## RECORDS FOR THE EXERCISE

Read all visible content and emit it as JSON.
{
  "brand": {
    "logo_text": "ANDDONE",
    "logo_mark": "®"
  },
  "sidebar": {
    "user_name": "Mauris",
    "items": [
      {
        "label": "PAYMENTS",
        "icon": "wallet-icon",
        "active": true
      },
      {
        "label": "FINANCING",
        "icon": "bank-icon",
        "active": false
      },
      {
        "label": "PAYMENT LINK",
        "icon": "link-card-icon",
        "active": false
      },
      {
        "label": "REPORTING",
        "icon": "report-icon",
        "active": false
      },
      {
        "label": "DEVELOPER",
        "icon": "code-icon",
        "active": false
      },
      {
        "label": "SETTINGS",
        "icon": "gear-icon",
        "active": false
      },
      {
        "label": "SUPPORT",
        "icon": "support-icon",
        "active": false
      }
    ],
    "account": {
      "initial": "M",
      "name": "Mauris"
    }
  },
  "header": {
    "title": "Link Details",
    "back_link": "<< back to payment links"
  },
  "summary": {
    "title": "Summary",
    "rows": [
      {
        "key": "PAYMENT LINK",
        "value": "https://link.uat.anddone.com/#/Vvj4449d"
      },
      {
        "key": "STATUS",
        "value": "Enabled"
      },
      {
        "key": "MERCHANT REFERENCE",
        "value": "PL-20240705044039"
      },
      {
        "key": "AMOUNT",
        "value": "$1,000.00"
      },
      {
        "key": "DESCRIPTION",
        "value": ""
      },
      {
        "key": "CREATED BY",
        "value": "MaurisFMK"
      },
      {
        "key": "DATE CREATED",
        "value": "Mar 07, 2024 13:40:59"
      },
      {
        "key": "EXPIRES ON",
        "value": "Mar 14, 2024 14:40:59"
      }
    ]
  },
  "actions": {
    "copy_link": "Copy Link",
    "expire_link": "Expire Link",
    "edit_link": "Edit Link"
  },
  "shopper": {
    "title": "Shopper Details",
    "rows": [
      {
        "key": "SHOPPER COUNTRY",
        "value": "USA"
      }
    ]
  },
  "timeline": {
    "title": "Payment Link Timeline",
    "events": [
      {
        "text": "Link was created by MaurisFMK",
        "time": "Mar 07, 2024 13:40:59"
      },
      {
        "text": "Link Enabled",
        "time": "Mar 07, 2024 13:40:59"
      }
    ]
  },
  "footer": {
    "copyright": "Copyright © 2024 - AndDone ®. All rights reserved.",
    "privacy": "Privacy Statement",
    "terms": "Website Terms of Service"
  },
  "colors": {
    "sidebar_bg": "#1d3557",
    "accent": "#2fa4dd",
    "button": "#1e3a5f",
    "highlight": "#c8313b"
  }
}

## PROBLEM DETAILS
Search the data for "title". Copy every matching line.

## TASK RESPONSE
    "title": "Link Details",
    "title": "Summary",
    "title": "Shopper Details",
    "title": "Payment Link Timeline",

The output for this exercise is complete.